::: TEXT :::
I started this blog telling you that I was closer to retiring sooner than the standard sixty-two to sixty-seven stated average age for my generation. Based on my goals, it’s actually a moving target. There are ranges and more extreme options that factor into when I arrive at the actual moment.
What More Could I Do To Reach The Retiring Sooner Goal?
For instance, I could hit the retiring sooner goal much faster by moving to place with a lower COLA (Cost Of Living Average). I could do that within the USA (I live near the beach in a tourist community) or maybe even more easily to another country. I even posted an article about a place a couple could live comfortably on $18,000 a year. If that’s all I needed, I could retire today. It’s nice to have something like that as an option.
Also I could hit the retiring sooner goal faster by decreasing my expenses to the point that my current stash of cash could support me indefinitely. We could work on a few less efficient areas of our budget and make that happen.
As an example, if I got a little more serious I could sell my house and turn the equity into a smaller and more efficient home that I helped build to keep the costs even lower. I should be able to do that and have no mortgage. We’d also save on our community’s HOA, and my taxes and insurance would also be lower. Why don’t I do it? Equity is building in our home at a rate faster than typically experienced on average. I bought this house as an investment, and so far it is paying off on paper. More on that a little later.
We could implement some less serious disciplines to help as well. The point I’m making is that there are almost always proactive things you can do to decrease your spending and increase your savings rate. Your savings rate is the most powerful tool to help you win the retiring sooner game.
Things We Did To Help Us Toward The Retiring Sooner Goal
It’s a journey for us, and we have made tremendous progress by making some tweaks like lowering data use, delaying purchases, and not paying for cable. I also wrote about a couple other things that we have done that you could also do to lower your expenses here.
:::
• SHORT EXERCISE A: Edit the listing from its first line through the line holding "list-item: • Count to", inclusive, changing "objects" to "items" and leaving everything else the same.
::: EXERCISE MATERIAL :::
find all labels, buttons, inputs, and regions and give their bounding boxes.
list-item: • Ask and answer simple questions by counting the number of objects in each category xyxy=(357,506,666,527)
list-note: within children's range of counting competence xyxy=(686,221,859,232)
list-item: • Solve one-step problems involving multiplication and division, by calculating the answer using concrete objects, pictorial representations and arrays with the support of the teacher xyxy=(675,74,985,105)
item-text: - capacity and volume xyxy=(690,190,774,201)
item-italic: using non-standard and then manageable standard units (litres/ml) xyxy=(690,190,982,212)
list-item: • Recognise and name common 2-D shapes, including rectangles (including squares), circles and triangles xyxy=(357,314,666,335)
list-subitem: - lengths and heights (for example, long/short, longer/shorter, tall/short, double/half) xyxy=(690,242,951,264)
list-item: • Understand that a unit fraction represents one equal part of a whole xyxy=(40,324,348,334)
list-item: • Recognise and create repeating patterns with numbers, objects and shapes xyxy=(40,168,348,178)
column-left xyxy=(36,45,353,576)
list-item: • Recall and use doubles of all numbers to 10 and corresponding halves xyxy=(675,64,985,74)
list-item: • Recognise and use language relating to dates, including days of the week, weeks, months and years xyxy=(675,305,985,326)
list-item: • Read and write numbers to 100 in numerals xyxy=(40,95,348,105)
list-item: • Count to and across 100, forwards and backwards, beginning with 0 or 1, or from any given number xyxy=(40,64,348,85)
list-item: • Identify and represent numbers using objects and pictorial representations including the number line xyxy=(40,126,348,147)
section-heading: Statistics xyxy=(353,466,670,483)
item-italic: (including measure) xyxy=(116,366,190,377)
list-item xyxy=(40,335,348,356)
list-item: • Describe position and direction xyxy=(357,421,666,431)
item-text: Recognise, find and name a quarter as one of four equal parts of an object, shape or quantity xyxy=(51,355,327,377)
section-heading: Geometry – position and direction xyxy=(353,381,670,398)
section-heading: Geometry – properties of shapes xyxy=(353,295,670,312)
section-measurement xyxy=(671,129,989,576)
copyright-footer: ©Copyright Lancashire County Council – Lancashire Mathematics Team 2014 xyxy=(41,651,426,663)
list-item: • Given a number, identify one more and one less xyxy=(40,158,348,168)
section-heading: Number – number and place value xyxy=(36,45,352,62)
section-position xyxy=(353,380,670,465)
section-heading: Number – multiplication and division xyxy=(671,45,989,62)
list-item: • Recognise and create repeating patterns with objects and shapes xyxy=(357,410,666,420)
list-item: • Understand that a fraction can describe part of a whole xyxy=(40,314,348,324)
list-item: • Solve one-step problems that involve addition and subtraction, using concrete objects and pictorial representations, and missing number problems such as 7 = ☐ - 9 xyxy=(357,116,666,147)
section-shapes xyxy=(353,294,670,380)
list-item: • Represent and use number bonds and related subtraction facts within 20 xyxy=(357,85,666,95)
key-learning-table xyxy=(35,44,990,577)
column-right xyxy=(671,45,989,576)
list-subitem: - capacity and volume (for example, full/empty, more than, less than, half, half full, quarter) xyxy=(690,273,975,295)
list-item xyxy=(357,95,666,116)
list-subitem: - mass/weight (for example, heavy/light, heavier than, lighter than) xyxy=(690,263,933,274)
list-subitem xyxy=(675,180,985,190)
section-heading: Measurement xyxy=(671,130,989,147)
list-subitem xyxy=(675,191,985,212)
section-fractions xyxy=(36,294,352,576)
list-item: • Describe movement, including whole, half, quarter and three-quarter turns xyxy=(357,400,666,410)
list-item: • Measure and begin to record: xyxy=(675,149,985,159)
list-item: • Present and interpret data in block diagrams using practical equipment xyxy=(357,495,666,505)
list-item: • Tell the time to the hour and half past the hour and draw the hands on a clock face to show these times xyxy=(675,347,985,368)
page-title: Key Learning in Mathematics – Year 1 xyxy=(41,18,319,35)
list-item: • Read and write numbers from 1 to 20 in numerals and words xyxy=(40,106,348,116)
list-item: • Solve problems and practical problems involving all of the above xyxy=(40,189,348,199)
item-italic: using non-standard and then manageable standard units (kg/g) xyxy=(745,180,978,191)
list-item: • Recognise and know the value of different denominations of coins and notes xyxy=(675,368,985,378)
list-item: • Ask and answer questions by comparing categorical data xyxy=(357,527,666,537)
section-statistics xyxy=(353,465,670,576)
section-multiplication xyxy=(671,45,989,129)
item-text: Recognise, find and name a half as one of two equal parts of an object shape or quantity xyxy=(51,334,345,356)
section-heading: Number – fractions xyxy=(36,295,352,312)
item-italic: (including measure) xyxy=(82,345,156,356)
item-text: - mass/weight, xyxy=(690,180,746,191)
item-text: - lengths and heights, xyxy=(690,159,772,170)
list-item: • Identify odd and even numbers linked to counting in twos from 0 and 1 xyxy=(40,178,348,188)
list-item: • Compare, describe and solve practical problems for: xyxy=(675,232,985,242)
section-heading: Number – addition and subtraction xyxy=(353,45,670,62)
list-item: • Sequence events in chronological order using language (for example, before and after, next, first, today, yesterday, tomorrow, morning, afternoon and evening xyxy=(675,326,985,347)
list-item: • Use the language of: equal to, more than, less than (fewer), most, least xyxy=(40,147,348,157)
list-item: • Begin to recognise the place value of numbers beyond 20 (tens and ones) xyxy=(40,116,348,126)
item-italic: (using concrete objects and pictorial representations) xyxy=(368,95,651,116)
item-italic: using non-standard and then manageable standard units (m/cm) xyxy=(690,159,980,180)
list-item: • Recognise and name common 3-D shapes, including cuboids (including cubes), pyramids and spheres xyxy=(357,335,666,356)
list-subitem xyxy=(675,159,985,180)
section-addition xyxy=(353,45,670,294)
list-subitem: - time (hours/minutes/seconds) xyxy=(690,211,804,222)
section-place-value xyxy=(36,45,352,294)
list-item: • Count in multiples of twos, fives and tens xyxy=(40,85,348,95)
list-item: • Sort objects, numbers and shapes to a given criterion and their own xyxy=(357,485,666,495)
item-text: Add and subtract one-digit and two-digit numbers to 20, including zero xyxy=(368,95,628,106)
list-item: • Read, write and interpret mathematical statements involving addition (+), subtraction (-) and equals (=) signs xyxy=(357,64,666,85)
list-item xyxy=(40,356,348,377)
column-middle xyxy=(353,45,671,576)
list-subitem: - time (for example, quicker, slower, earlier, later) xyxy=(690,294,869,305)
:::
• SHORT EXERCISE B: Copy word for word the part of the retirement blog post between "What More Could" and "make that happen.", inclusive.

• CORRECT RESULT A:
find all labels, buttons, inputs, and regions and give their bounding boxes.
list-item: • Ask and answer simple questions by counting the number of items in each category xyxy=(357,506,666,527)
list-note: within children's range of counting competence xyxy=(686,221,859,232)
list-item: • Solve one-step problems involving multiplication and division, by calculating the answer using concrete items, pictorial representations and arrays with the support of the teacher xyxy=(675,74,985,105)
item-text: - capacity and volume xyxy=(690,190,774,201)
item-italic: using non-standard and then manageable standard units (litres/ml) xyxy=(690,190,982,212)
list-item: • Recognise and name common 2-D shapes, including rectangles (including squares), circles and triangles xyxy=(357,314,666,335)
list-subitem: - lengths and heights (for example, long/short, longer/shorter, tall/short, double/half) xyxy=(690,242,951,264)
list-item: • Understand that a unit fraction represents one equal part of a whole xyxy=(40,324,348,334)
list-item: • Recognise and create repeating patterns with numbers, items and shapes xyxy=(40,168,348,178)
column-left xyxy=(36,45,353,576)
list-item: • Recall and use doubles of all numbers to 10 and corresponding halves xyxy=(675,64,985,74)
list-item: • Recognise and use language relating to dates, including days of the week, weeks, months and years xyxy=(675,305,985,326)
list-item: • Read and write numbers to 100 in numerals xyxy=(40,95,348,105)
list-item: • Count to and across 100, forwards and backwards, beginning with 0 or 1, or from any given number xyxy=(40,64,348,85)

• CORRECT RESULT B:
What More Could I Do To Reach The Retiring Sooner Goal?
For instance, I could hit the retiring sooner goal much faster by moving to place with a lower COLA (Cost Of Living Average). I could do that within the USA (I live near the beach in a tourist community) or maybe even more easily to another country. I even posted an article about a place a couple could live comfortably on $18,000 a year. If that’s all I needed, I could retire today. It’s nice to have something like that as an option.
Also I could hit the retiring sooner goal faster by decreasing my expenses to the point that my current stash of cash could support me indefinitely. We could work on a few less efficient areas of our budget and make that happen.